**Problem requirements**. From the records below, copy every line that contains the word "today".

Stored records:
■ ■ ■ ■ ■

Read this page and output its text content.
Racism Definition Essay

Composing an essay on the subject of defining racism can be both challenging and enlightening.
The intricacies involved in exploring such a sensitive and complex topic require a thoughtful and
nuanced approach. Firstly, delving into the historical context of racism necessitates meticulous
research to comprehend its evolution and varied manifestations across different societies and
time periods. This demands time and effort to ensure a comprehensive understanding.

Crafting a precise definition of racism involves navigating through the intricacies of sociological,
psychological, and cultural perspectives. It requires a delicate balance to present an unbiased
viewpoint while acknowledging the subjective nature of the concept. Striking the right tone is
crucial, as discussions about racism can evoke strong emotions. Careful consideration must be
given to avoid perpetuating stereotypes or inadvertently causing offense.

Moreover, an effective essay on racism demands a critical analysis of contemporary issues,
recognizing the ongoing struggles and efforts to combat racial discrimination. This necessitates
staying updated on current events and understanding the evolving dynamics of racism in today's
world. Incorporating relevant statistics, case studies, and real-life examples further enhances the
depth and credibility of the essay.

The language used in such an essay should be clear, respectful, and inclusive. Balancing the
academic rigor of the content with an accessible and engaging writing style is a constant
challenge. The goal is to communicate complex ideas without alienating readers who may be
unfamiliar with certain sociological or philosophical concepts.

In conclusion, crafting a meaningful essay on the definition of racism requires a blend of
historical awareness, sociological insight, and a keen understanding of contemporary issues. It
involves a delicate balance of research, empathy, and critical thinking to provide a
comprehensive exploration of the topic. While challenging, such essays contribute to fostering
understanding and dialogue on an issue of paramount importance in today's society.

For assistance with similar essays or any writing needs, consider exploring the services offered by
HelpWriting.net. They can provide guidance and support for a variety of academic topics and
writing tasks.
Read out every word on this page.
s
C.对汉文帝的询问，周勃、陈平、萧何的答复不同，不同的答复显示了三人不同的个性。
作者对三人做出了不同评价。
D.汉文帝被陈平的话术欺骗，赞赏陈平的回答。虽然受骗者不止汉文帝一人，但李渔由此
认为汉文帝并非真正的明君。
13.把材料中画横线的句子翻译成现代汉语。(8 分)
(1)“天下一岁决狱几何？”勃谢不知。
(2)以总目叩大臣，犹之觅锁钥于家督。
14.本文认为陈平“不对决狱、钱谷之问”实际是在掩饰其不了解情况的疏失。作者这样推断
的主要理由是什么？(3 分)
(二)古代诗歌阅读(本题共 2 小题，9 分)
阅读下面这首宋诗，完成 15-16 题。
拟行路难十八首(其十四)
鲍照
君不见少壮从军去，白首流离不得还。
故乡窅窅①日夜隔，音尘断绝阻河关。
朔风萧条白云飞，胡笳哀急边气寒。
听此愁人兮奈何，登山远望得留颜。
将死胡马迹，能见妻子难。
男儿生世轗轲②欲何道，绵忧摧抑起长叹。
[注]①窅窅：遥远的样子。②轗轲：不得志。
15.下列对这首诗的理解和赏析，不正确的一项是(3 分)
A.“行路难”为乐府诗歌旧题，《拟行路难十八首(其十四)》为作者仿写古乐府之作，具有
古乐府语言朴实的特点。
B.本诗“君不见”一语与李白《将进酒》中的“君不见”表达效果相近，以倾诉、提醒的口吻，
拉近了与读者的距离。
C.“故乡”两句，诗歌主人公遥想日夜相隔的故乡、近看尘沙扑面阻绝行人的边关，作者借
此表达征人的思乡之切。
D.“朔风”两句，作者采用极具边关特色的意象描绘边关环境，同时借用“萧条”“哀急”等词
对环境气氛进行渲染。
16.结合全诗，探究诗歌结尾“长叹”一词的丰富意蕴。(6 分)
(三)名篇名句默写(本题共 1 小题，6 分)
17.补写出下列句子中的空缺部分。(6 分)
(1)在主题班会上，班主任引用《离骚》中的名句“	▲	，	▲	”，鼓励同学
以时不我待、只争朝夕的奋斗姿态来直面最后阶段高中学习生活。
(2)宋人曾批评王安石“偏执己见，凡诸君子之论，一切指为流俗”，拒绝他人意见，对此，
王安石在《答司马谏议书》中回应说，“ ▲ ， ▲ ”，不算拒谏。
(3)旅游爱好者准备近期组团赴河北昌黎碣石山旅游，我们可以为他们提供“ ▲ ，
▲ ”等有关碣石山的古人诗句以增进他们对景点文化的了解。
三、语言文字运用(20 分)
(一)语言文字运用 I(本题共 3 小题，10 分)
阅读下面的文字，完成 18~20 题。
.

■ ■ ■ ■ ■

**Problem solution**.
staying updated on current events and understanding the evolving dynamics of racism in today's
understanding and dialogue on an issue of paramount importance in today's society.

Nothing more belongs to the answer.